» What the task asks: Gather every line holding the string "英国伦敦".

» Stored records:
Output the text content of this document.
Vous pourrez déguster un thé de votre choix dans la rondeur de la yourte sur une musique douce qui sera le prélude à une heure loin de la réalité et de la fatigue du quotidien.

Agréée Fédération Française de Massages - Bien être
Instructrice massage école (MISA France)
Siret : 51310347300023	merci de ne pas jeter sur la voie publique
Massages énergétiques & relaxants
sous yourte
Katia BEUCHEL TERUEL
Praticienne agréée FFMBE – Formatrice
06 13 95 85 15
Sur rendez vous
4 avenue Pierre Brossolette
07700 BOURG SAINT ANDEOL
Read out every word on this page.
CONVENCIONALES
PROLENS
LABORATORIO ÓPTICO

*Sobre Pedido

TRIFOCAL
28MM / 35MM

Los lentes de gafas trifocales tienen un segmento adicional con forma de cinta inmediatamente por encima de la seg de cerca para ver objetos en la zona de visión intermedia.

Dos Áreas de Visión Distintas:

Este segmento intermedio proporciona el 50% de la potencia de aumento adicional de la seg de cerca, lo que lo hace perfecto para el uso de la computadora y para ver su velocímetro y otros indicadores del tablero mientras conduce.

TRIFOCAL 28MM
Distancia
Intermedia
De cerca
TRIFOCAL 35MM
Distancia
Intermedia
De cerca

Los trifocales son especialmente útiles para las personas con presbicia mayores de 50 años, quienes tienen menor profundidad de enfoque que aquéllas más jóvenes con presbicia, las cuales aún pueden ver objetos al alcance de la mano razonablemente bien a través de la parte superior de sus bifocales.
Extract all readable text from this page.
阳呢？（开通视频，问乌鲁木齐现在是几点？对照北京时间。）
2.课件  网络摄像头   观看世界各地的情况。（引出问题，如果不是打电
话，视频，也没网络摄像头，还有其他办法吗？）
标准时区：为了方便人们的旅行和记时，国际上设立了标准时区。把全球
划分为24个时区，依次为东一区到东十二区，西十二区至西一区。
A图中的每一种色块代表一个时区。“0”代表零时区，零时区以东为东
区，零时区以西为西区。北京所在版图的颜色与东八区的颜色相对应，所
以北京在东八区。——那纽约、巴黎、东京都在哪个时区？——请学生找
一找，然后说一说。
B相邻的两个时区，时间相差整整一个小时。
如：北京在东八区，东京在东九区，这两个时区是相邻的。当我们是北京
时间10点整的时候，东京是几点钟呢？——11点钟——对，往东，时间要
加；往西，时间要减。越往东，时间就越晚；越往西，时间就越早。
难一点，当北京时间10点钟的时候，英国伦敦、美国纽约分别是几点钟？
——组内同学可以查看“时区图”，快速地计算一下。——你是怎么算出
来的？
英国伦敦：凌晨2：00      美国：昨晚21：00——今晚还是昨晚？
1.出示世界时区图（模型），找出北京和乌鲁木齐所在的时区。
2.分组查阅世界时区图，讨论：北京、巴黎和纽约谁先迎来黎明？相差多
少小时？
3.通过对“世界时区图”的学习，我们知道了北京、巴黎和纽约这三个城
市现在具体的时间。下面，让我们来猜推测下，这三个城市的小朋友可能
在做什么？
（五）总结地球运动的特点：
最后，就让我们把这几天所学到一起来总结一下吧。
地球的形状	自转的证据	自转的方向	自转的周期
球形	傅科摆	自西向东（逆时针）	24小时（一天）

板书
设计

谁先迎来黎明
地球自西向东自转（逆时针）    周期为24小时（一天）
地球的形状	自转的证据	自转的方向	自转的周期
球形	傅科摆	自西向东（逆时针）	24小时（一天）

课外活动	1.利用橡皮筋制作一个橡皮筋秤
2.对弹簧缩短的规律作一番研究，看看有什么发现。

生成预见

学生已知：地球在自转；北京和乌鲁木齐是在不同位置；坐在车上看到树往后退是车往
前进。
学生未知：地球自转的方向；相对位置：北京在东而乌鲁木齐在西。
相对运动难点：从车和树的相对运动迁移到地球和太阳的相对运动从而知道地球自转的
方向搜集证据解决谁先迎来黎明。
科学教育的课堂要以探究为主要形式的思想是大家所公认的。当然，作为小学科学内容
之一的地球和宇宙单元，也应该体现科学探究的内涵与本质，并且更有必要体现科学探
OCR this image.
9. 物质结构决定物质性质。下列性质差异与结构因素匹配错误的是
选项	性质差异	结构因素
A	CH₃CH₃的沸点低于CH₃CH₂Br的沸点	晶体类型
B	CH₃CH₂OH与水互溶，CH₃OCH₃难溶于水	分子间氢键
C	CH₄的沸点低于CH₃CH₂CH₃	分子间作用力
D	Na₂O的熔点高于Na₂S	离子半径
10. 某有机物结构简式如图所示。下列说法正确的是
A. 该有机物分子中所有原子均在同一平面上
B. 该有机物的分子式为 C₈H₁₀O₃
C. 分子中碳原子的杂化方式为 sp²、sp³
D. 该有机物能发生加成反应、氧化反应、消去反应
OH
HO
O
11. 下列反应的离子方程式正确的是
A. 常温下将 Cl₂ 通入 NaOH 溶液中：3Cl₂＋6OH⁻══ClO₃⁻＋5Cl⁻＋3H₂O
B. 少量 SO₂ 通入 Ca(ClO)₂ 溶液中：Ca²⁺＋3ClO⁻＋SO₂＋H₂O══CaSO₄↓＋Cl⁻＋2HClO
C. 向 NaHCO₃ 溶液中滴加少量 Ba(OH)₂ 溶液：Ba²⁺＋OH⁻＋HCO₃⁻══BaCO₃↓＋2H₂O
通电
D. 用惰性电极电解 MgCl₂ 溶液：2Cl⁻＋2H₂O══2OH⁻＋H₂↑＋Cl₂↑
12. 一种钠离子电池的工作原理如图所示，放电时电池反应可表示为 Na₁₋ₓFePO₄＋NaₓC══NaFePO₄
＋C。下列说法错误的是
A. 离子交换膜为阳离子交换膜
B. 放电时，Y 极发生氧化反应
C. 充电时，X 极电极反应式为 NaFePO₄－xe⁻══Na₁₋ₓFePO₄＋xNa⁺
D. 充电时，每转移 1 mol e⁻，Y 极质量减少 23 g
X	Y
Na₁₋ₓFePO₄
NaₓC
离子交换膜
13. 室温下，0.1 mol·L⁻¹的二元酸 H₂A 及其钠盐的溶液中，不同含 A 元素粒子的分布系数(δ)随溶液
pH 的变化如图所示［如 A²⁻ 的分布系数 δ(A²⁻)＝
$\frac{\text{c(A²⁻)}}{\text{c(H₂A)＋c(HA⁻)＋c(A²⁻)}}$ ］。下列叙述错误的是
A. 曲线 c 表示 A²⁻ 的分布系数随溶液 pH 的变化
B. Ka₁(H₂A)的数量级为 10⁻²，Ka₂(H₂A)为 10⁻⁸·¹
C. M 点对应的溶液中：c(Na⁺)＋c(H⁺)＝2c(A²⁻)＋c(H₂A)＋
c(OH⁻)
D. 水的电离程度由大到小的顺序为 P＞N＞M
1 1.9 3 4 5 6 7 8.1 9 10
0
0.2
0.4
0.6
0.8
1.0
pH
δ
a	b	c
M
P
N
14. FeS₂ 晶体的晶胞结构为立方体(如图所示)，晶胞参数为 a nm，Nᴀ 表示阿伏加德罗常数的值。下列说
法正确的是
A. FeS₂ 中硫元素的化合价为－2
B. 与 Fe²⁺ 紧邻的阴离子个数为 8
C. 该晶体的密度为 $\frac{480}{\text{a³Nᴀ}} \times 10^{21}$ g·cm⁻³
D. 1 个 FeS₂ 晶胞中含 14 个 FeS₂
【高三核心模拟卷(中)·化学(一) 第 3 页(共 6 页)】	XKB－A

» Reply:
难一点，当北京时间10点钟的时候，英国伦敦、美国纽约分别是几点钟？
英国伦敦：凌晨2：00      美国：昨晚21：00——今晚还是昨晚？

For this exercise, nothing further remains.